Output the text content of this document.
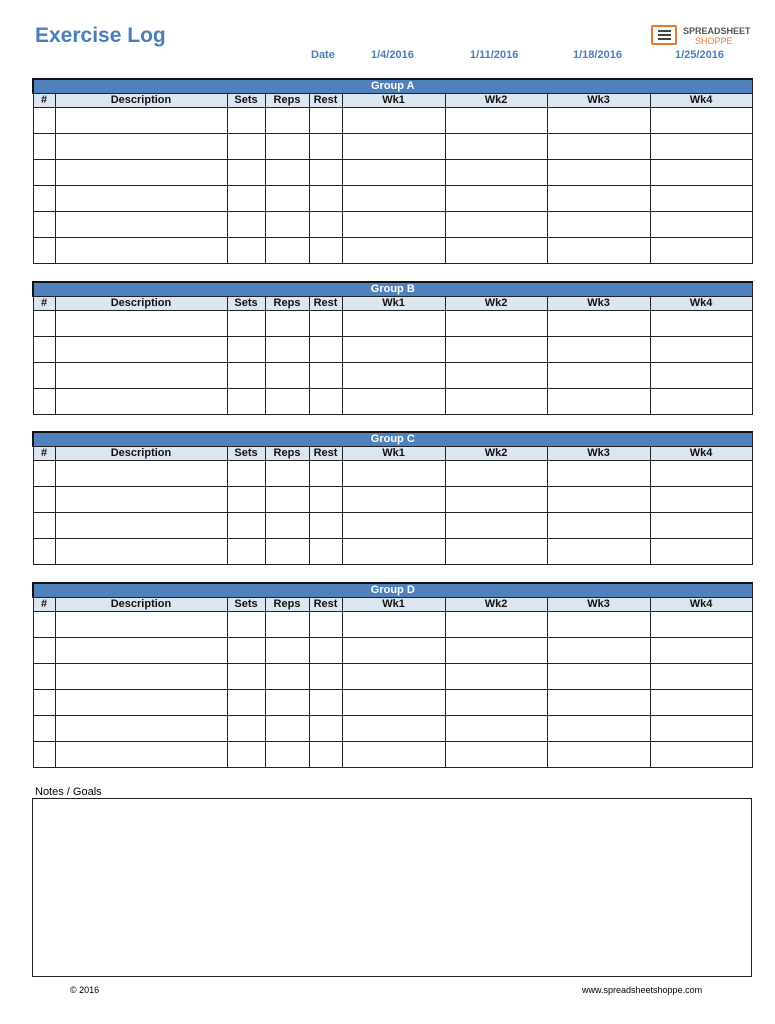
Exercise Log
Date	1/4/2016	1/11/2016	1/18/2016	1/25/2016
SPREADSHEET
SHOPPE
Group A								
#	Description	Sets	Reps	Rest	Wk1	Wk2	Wk3	Wk4

Group B								
#	Description	Sets	Reps	Rest	Wk1	Wk2	Wk3	Wk4

Group C								
#	Description	Sets	Reps	Rest	Wk1	Wk2	Wk3	Wk4

Group D								
#	Description	Sets	Reps	Rest	Wk1	Wk2	Wk3	Wk4

Notes / Goals
© 2016	www.spreadsheetshoppe.com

####

- _Set problem_
All of the lines above should be retyped precisely, apart from the pictures.

- _Solution below_
Output the text content of this document.
Exercise Log
Date	1/4/2016	1/11/2016	1/18/2016	1/25/2016
SPREADSHEET
SHOPPE
Group A								
#	Description	Sets	Reps	Rest	Wk1	Wk2	Wk3	Wk4

Group B								
#	Description	Sets	Reps	Rest	Wk1	Wk2	Wk3	Wk4

Group C								
#	Description	Sets	Reps	Rest	Wk1	Wk2	Wk3	Wk4

Group D								
#	Description	Sets	Reps	Rest	Wk1	Wk2	Wk3	Wk4

Notes / Goals
© 2016	www.spreadsheetshoppe.com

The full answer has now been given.